§ **EXERCISE PROMPT**: Transcribe all the records exactly and omit any images they hold.
● ● ● ●
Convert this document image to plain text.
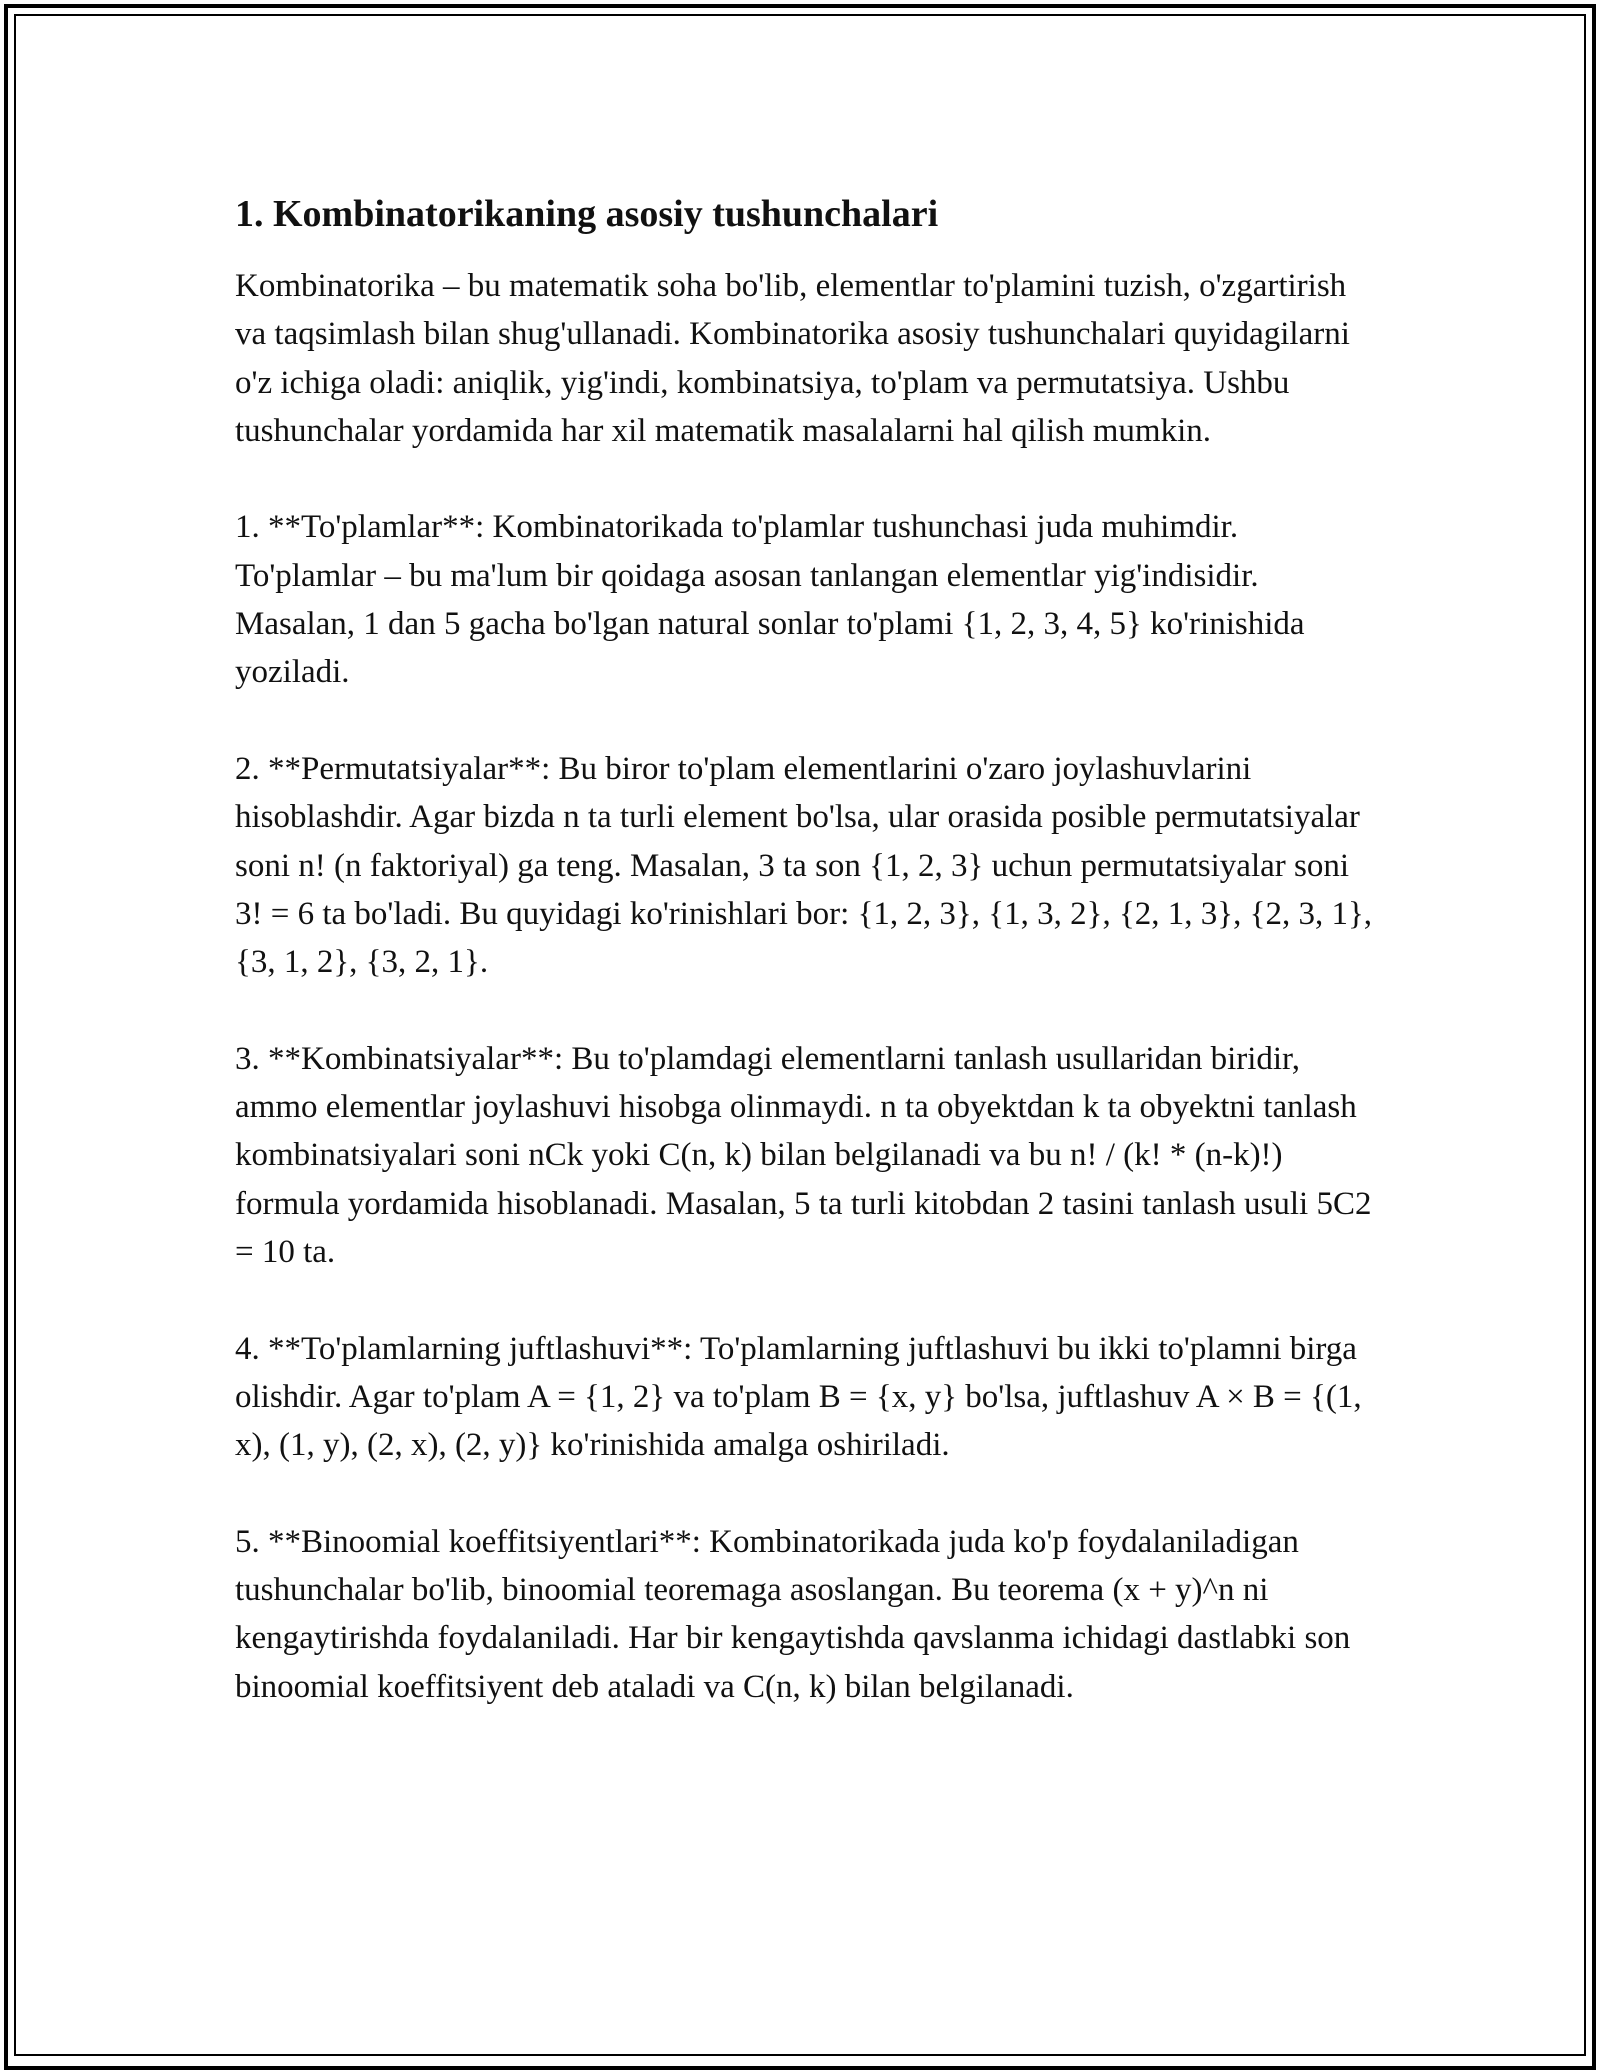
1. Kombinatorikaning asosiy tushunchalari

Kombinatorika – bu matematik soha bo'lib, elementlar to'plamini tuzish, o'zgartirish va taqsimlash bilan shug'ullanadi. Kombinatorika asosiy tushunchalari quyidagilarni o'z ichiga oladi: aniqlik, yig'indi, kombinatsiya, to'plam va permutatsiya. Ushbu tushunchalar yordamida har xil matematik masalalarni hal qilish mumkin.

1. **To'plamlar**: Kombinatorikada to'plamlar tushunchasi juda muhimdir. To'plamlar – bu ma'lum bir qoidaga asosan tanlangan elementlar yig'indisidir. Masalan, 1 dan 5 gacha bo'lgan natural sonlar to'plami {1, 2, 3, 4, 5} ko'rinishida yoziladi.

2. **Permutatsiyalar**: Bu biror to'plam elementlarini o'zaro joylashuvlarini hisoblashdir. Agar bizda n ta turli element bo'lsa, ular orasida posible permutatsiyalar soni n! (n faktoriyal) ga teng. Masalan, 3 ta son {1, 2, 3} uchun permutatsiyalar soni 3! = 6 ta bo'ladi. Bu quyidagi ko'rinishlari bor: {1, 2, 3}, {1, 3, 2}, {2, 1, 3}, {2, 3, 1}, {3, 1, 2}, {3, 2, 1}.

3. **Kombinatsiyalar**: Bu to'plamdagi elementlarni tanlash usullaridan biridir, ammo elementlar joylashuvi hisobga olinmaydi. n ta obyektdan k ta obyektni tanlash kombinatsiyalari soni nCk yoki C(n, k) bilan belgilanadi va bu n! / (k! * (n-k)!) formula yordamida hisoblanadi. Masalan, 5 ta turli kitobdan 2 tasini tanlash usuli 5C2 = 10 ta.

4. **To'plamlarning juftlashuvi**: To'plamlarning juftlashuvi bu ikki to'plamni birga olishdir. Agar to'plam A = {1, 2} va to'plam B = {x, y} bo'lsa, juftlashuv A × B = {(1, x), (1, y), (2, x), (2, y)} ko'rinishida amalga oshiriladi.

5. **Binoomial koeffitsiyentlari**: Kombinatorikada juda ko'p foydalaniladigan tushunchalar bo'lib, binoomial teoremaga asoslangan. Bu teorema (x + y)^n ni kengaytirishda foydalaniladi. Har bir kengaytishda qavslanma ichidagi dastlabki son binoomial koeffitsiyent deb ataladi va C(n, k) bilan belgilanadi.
● ● ● ●
§ **EXERCISE RESULT**:
Convert this document image to plain text.
1. Kombinatorikaning asosiy tushunchalari

Kombinatorika – bu matematik soha bo'lib, elementlar to'plamini tuzish, o'zgartirish va taqsimlash bilan shug'ullanadi. Kombinatorika asosiy tushunchalari quyidagilarni o'z ichiga oladi: aniqlik, yig'indi, kombinatsiya, to'plam va permutatsiya. Ushbu tushunchalar yordamida har xil matematik masalalarni hal qilish mumkin.

1. **To'plamlar**: Kombinatorikada to'plamlar tushunchasi juda muhimdir. To'plamlar – bu ma'lum bir qoidaga asosan tanlangan elementlar yig'indisidir. Masalan, 1 dan 5 gacha bo'lgan natural sonlar to'plami {1, 2, 3, 4, 5} ko'rinishida yoziladi.

2. **Permutatsiyalar**: Bu biror to'plam elementlarini o'zaro joylashuvlarini hisoblashdir. Agar bizda n ta turli element bo'lsa, ular orasida posible permutatsiyalar soni n! (n faktoriyal) ga teng. Masalan, 3 ta son {1, 2, 3} uchun permutatsiyalar soni 3! = 6 ta bo'ladi. Bu quyidagi ko'rinishlari bor: {1, 2, 3}, {1, 3, 2}, {2, 1, 3}, {2, 3, 1}, {3, 1, 2}, {3, 2, 1}.

3. **Kombinatsiyalar**: Bu to'plamdagi elementlarni tanlash usullaridan biridir, ammo elementlar joylashuvi hisobga olinmaydi. n ta obyektdan k ta obyektni tanlash kombinatsiyalari soni nCk yoki C(n, k) bilan belgilanadi va bu n! / (k! * (n-k)!) formula yordamida hisoblanadi. Masalan, 5 ta turli kitobdan 2 tasini tanlash usuli 5C2 = 10 ta.

4. **To'plamlarning juftlashuvi**: To'plamlarning juftlashuvi bu ikki to'plamni birga olishdir. Agar to'plam A = {1, 2} va to'plam B = {x, y} bo'lsa, juftlashuv A × B = {(1, x), (1, y), (2, x), (2, y)} ko'rinishida amalga oshiriladi.

5. **Binoomial koeffitsiyentlari**: Kombinatorikada juda ko'p foydalaniladigan tushunchalar bo'lib, binoomial teoremaga asoslangan. Bu teorema (x + y)^n ni kengaytirishda foydalaniladi. Har bir kengaytishda qavslanma ichidagi dastlabki son binoomial koeffitsiyent deb ataladi va C(n, k) bilan belgilanadi.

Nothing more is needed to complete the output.